◆ **Requirement**:
Each line that includes the word "company" counts once; give the total and nothing more.

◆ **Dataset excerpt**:

____

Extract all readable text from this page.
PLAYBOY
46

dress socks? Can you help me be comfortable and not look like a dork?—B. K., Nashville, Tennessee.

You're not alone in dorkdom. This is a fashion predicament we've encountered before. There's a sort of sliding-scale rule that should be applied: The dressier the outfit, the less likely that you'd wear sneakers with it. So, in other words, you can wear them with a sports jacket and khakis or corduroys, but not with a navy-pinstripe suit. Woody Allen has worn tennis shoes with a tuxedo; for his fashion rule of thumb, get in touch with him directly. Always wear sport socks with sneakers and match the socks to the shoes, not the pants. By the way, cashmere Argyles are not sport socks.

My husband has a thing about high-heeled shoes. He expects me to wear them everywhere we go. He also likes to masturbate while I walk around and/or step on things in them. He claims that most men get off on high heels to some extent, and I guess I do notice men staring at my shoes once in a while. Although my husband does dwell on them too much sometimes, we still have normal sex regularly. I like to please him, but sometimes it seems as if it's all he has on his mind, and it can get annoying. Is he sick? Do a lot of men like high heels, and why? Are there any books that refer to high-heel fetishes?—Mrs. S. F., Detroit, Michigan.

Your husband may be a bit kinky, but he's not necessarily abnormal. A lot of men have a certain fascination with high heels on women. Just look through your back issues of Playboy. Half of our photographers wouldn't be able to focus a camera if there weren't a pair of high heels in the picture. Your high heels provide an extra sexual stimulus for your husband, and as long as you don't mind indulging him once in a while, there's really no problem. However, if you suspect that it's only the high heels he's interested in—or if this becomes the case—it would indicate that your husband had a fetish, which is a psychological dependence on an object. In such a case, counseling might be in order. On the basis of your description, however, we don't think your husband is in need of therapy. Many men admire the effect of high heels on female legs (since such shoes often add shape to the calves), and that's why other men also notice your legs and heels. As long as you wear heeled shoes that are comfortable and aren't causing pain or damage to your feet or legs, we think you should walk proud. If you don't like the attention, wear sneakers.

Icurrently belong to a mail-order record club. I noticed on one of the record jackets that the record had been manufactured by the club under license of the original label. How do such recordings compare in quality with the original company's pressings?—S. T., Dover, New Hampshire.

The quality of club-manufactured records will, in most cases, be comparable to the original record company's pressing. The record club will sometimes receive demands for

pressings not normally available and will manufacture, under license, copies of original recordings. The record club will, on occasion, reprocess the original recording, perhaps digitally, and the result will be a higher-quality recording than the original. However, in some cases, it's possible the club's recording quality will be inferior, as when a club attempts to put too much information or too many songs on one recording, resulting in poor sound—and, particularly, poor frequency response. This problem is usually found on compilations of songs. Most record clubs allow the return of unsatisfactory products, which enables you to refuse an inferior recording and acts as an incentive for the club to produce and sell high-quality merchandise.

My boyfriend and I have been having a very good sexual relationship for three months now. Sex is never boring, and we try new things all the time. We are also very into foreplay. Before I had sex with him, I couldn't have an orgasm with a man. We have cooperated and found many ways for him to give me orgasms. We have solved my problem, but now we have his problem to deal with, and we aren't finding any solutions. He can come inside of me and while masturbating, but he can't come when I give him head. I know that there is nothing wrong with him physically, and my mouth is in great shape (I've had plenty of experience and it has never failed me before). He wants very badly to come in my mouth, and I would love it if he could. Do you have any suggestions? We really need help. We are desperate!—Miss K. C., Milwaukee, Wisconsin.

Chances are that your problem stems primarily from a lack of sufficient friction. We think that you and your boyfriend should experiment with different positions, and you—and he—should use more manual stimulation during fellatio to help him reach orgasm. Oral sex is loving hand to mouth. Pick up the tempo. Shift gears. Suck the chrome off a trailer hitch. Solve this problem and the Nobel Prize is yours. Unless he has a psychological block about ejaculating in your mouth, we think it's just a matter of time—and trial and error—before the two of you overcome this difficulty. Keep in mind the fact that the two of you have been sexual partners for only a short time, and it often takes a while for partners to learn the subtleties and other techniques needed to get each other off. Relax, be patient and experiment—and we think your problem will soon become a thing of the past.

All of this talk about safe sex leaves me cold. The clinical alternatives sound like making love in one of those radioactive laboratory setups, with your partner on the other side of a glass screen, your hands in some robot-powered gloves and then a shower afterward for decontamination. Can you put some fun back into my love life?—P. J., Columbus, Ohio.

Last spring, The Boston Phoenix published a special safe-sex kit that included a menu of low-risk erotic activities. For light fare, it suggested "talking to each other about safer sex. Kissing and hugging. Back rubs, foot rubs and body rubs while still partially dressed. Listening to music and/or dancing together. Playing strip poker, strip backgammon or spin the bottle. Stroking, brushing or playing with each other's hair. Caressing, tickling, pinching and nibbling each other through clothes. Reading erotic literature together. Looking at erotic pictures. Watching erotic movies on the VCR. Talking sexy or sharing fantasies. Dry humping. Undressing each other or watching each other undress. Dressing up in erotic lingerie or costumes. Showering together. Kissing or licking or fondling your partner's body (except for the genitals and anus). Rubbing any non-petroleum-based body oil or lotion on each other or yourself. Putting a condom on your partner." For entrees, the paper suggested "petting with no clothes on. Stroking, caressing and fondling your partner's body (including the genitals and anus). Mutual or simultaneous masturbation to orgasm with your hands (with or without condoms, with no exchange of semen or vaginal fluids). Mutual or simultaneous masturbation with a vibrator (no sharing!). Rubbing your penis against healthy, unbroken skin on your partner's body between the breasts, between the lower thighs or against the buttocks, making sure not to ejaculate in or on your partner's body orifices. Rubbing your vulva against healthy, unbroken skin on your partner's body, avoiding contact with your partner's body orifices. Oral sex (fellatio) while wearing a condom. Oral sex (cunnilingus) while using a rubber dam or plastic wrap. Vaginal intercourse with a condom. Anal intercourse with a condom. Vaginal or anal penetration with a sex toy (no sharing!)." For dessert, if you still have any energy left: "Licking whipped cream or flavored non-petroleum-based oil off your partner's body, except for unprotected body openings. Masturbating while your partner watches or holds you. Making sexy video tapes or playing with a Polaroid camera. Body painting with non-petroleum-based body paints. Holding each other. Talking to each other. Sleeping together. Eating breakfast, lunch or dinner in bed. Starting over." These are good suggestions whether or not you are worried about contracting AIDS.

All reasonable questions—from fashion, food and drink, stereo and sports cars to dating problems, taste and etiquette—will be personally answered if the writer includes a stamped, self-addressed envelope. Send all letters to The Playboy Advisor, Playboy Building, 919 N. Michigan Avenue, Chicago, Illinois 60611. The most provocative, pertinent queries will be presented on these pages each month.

____

◆ **Expected answer**:
2